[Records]
begin
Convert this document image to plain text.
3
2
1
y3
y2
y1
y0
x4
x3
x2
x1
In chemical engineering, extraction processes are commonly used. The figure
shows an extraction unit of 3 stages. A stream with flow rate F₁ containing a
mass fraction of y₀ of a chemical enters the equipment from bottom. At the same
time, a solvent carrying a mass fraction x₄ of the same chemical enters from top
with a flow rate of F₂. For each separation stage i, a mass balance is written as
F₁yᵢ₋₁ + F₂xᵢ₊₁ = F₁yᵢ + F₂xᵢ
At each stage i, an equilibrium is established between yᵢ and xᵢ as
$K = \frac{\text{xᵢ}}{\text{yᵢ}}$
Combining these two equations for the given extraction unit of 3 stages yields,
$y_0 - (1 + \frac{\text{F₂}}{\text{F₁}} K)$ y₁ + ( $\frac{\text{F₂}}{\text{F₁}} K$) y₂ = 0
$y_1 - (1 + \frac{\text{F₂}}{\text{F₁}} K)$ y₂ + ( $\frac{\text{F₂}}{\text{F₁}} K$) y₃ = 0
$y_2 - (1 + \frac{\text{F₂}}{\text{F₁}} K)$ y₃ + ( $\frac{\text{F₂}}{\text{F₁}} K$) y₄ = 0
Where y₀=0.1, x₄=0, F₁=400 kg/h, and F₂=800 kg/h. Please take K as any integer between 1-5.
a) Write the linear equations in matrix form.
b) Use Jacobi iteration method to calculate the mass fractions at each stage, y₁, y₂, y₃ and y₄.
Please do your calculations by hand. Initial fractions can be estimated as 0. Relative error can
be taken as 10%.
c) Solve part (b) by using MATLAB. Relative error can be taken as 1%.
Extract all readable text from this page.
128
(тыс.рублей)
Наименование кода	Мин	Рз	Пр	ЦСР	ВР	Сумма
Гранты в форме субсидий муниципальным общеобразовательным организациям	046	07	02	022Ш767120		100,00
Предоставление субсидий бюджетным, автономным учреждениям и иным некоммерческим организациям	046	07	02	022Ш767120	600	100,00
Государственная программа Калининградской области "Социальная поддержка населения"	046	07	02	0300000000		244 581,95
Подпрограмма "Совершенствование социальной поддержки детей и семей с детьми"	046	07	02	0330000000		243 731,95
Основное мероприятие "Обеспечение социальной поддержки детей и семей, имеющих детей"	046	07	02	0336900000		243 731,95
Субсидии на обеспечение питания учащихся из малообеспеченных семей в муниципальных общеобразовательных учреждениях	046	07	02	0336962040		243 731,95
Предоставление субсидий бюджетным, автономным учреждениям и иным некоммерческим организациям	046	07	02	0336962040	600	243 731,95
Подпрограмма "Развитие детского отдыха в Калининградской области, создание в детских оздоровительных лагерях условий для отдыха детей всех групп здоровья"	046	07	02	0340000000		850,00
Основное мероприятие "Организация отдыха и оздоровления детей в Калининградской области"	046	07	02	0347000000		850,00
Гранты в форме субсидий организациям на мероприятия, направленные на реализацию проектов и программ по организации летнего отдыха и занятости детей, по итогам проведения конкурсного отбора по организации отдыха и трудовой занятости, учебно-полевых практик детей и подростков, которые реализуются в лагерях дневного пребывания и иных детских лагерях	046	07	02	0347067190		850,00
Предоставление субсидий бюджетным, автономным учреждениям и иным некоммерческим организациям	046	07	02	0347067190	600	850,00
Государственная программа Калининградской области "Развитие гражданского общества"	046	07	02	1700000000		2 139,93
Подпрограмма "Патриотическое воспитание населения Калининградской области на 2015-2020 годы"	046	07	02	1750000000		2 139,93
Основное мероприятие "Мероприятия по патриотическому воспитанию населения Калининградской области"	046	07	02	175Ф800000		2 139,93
end
■ **Problem requirements**: Using the records above, gather all lines where the string "same" is present.

■ **Solution to this exercise**:
mass fraction of y₀ of a chemical enters the equipment from bottom. At the same
time, a solvent carrying a mass fraction x₄ of the same chemical enters from top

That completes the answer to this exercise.